* start *
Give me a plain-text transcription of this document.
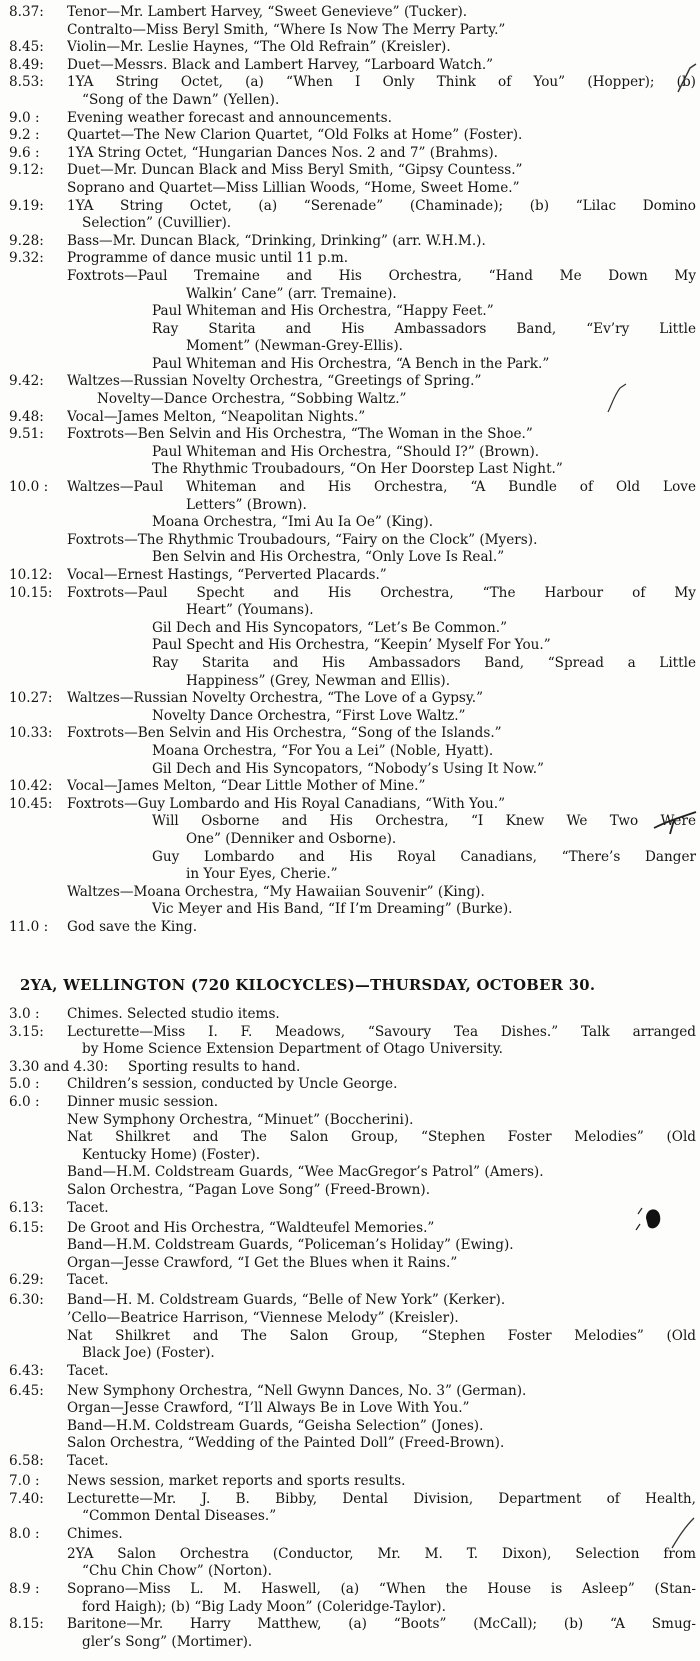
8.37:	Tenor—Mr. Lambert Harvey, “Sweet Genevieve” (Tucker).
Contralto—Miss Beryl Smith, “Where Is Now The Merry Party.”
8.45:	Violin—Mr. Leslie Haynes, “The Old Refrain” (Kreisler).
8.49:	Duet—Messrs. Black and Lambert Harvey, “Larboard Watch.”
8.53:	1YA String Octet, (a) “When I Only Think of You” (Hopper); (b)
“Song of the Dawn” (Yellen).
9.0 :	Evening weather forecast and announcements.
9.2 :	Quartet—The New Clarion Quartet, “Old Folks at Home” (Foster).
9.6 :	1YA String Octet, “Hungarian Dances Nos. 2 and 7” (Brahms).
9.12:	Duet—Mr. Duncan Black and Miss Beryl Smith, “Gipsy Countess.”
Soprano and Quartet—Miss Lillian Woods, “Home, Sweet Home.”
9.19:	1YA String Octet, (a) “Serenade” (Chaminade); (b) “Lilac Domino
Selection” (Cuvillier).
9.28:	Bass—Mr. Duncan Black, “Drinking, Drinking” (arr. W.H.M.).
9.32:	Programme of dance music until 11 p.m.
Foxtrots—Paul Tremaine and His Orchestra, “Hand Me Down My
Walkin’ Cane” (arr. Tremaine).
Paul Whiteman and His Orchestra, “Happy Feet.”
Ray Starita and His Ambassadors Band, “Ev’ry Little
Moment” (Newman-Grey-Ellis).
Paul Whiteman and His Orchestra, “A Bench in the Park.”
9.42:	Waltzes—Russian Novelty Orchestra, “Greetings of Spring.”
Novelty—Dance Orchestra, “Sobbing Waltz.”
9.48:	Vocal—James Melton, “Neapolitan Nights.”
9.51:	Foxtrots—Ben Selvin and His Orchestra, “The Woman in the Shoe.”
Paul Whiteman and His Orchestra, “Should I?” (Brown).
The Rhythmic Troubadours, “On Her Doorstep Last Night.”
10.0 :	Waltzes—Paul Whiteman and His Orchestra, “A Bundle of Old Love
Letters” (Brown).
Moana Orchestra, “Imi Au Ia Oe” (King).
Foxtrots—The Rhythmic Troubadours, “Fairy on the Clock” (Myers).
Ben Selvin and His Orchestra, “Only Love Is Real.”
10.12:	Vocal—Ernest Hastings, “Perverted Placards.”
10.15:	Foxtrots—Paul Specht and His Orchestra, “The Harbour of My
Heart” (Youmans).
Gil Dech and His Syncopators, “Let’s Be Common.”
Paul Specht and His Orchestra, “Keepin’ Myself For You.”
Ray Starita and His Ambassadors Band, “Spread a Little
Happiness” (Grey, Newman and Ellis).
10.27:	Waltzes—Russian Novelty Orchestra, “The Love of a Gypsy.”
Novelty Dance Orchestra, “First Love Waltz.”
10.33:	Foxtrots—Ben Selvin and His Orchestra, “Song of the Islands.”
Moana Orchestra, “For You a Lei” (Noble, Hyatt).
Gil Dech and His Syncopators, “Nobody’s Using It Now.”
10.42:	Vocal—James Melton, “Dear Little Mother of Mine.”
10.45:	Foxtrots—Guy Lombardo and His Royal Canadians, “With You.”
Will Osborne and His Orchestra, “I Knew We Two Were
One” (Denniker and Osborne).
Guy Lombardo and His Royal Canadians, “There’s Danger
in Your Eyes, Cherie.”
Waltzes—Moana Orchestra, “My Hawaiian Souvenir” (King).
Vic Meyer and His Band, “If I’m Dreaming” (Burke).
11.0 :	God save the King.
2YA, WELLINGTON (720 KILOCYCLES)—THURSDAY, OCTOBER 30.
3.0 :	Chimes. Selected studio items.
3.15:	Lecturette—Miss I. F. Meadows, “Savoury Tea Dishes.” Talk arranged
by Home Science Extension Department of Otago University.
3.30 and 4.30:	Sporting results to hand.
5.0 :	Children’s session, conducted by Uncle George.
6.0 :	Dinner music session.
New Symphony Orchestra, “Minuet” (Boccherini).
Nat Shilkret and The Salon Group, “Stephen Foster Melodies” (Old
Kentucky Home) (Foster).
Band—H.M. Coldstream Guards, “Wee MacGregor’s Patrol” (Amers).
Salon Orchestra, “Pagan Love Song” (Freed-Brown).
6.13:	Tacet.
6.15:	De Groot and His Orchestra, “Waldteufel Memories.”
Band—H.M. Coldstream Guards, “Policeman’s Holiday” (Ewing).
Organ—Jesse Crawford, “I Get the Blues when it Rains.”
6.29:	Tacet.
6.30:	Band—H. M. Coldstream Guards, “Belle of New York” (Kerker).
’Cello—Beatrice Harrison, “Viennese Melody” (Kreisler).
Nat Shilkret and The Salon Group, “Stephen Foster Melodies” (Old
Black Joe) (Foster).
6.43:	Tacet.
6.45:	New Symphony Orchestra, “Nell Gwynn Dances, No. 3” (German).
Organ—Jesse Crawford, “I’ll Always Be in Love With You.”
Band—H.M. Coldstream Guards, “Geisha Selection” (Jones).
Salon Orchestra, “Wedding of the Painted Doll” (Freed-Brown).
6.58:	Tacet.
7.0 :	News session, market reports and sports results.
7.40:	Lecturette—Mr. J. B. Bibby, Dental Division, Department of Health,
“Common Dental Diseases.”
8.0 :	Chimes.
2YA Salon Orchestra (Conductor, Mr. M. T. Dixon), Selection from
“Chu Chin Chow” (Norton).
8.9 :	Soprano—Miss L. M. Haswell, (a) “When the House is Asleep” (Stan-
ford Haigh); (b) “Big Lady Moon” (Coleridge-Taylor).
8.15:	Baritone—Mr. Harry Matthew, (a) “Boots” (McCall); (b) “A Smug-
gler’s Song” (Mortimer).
* end *
* start *
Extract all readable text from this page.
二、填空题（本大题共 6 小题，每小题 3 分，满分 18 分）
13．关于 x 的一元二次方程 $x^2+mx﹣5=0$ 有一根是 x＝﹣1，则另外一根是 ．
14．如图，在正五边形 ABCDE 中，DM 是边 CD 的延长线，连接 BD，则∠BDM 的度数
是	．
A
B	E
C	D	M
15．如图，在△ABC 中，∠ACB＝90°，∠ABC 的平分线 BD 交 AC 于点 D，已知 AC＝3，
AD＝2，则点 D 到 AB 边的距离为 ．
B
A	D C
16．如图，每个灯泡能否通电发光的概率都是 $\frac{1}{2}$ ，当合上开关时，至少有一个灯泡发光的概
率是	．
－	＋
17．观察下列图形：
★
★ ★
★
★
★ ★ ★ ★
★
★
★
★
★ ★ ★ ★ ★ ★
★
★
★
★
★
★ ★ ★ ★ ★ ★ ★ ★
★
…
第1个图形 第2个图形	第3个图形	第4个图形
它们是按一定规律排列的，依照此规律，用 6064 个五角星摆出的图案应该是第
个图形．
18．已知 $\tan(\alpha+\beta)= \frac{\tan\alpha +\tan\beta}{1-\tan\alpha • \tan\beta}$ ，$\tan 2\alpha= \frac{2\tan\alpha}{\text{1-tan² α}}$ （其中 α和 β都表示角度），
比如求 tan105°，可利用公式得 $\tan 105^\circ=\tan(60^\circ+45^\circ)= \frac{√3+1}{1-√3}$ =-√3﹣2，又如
* end *
* start *
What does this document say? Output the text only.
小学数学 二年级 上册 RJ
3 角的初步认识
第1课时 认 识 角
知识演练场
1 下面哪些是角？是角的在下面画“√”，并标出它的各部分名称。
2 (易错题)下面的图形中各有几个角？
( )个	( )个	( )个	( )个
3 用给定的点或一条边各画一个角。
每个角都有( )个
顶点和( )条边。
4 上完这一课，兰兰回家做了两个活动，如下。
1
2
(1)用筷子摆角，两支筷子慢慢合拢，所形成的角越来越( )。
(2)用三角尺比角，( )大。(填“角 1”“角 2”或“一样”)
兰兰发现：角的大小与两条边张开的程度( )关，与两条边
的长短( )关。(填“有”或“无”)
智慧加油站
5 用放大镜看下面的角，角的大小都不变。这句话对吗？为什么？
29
* end *
■ OBJECTIVE ■
Show every line in the records above that contains the word "Royal".

■ OUTPUT ■
10.45:	Foxtrots—Guy Lombardo and His Royal Canadians, “With You.”
Guy Lombardo and His Royal Canadians, “There’s Danger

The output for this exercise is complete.